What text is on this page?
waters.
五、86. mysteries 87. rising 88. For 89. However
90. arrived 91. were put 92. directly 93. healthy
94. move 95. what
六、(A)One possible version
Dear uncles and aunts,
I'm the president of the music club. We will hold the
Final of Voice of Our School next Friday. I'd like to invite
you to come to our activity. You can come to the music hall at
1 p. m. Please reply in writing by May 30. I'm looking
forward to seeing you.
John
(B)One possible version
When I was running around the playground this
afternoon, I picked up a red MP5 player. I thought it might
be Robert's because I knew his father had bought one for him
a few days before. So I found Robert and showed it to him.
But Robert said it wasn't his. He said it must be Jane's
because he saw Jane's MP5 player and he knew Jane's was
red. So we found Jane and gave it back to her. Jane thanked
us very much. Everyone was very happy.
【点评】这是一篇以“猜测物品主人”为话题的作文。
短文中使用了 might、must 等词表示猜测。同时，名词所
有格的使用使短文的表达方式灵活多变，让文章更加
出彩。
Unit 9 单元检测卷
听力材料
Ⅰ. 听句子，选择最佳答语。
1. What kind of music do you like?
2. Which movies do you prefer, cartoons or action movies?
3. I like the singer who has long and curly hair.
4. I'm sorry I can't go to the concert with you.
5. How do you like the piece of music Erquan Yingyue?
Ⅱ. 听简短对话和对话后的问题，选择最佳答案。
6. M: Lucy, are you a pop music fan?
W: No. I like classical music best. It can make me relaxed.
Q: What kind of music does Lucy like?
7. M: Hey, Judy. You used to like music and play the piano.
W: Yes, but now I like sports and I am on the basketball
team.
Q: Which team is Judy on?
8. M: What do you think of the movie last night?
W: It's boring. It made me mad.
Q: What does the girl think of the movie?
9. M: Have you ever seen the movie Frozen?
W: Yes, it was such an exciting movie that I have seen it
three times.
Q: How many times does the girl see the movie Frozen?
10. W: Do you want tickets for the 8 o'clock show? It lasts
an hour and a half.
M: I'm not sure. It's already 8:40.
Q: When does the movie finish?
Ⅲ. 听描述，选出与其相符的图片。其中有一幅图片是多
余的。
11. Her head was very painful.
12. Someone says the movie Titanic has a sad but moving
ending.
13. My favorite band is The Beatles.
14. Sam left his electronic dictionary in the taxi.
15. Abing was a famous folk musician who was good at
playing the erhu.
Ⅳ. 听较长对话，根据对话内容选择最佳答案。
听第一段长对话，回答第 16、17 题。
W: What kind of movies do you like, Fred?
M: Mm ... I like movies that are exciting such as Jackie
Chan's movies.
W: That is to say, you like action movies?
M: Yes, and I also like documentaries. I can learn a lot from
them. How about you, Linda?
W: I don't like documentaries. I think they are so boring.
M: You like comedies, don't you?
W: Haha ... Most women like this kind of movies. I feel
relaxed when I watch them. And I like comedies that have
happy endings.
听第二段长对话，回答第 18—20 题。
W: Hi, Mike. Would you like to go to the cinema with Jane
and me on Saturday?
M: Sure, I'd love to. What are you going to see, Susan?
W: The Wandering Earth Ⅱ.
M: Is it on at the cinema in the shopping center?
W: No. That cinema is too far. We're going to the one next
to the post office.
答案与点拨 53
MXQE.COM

⁂

Find every line in the records that contains the word "because"; copy those lines.

SOLUTION TO THE EXERCISE:
be Robert's because I knew his father had bought one for him
because he saw Jane's MP5 player and he knew Jane's was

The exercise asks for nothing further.